What to produce: Please set down all the lines beneath this one exactly, without the pictures.
───── Exercise inputs
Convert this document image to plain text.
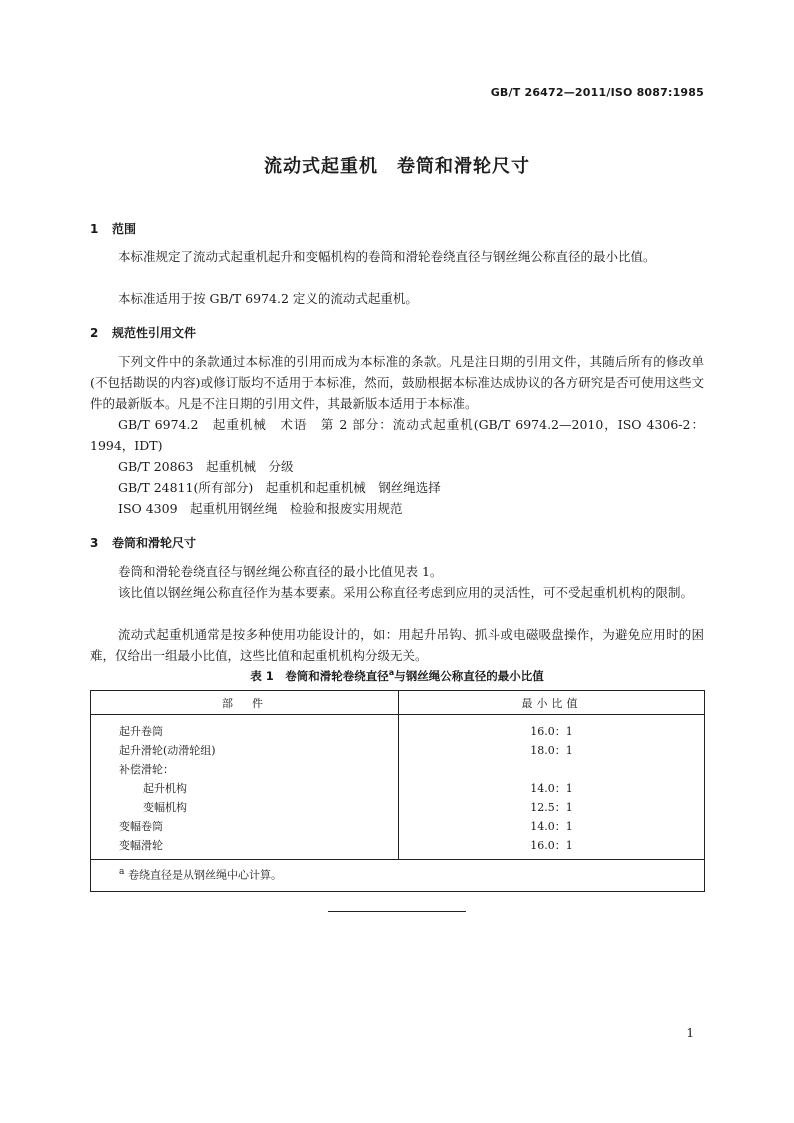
GB/T 26472—2011/ISO 8087:1985
流动式起重机　卷筒和滑轮尺寸
1 范围

本标准规定了流动式起重机起升和变幅机构的卷筒和滑轮卷绕直径与钢丝绳公称直径的最小比值。

本标准适用于按 GB/T 6974.2 定义的流动式起重机。

2 规范性引用文件

下列文件中的条款通过本标准的引用而成为本标准的条款。凡是注日期的引用文件，其随后所有的修改单(不包括勘误的内容)或修订版均不适用于本标准，然而，鼓励根据本标准达成协议的各方研究是否可使用这些文件的最新版本。凡是不注日期的引用文件，其最新版本适用于本标准。

GB/T 6974.2　起重机械　术语　第 2 部分：流动式起重机(GB/T 6974.2—2010，ISO 4306-2：1994，IDT)

GB/T 20863　起重机械　分级
GB/T 24811(所有部分)　起重机和起重机械　钢丝绳选择
ISO 4309　起重机用钢丝绳　检验和报废实用规范
3 卷筒和滑轮尺寸

卷筒和滑轮卷绕直径与钢丝绳公称直径的最小比值见表 1。

该比值以钢丝绳公称直径作为基本要素。采用公称直径考虑到应用的灵活性，可不受起重机机构的限制。

流动式起重机通常是按多种使用功能设计的，如：用起升吊钩、抓斗或电磁吸盘操作，为避免应用时的困难，仅给出一组最小比值，这些比值和起重机机构分级无关。

表 1　卷筒和滑轮卷绕直径$^a$与钢丝绳公称直径的最小比值
部　件	最小比值
起升卷筒	16.0：1
起升滑轮(动滑轮组)	18.0：1
补偿滑轮：	
起升机构	14.0：1
变幅机构	12.5：1
变幅卷筒	14.0：1
变幅滑轮	16.0：1
$^a$ 卷绕直径是从钢丝绳中心计算。	
1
──────────
Output for this task:
Convert this document image to plain text.
GB/T 26472—2011/ISO 8087:1985
流动式起重机　卷筒和滑轮尺寸
1 范围

本标准规定了流动式起重机起升和变幅机构的卷筒和滑轮卷绕直径与钢丝绳公称直径的最小比值。

本标准适用于按 GB/T 6974.2 定义的流动式起重机。

2 规范性引用文件

下列文件中的条款通过本标准的引用而成为本标准的条款。凡是注日期的引用文件，其随后所有的修改单(不包括勘误的内容)或修订版均不适用于本标准，然而，鼓励根据本标准达成协议的各方研究是否可使用这些文件的最新版本。凡是不注日期的引用文件，其最新版本适用于本标准。

GB/T 6974.2　起重机械　术语　第 2 部分：流动式起重机(GB/T 6974.2—2010，ISO 4306-2：1994，IDT)

GB/T 20863　起重机械　分级
GB/T 24811(所有部分)　起重机和起重机械　钢丝绳选择
ISO 4309　起重机用钢丝绳　检验和报废实用规范
3 卷筒和滑轮尺寸

卷筒和滑轮卷绕直径与钢丝绳公称直径的最小比值见表 1。

该比值以钢丝绳公称直径作为基本要素。采用公称直径考虑到应用的灵活性，可不受起重机机构的限制。

流动式起重机通常是按多种使用功能设计的，如：用起升吊钩、抓斗或电磁吸盘操作，为避免应用时的困难，仅给出一组最小比值，这些比值和起重机机构分级无关。

表 1　卷筒和滑轮卷绕直径$^a$与钢丝绳公称直径的最小比值
部　件	最小比值
起升卷筒	16.0：1
起升滑轮(动滑轮组)	18.0：1
补偿滑轮：	
起升机构	14.0：1
变幅机构	12.5：1
变幅卷筒	14.0：1
变幅滑轮	16.0：1
$^a$ 卷绕直径是从钢丝绳中心计算。	
1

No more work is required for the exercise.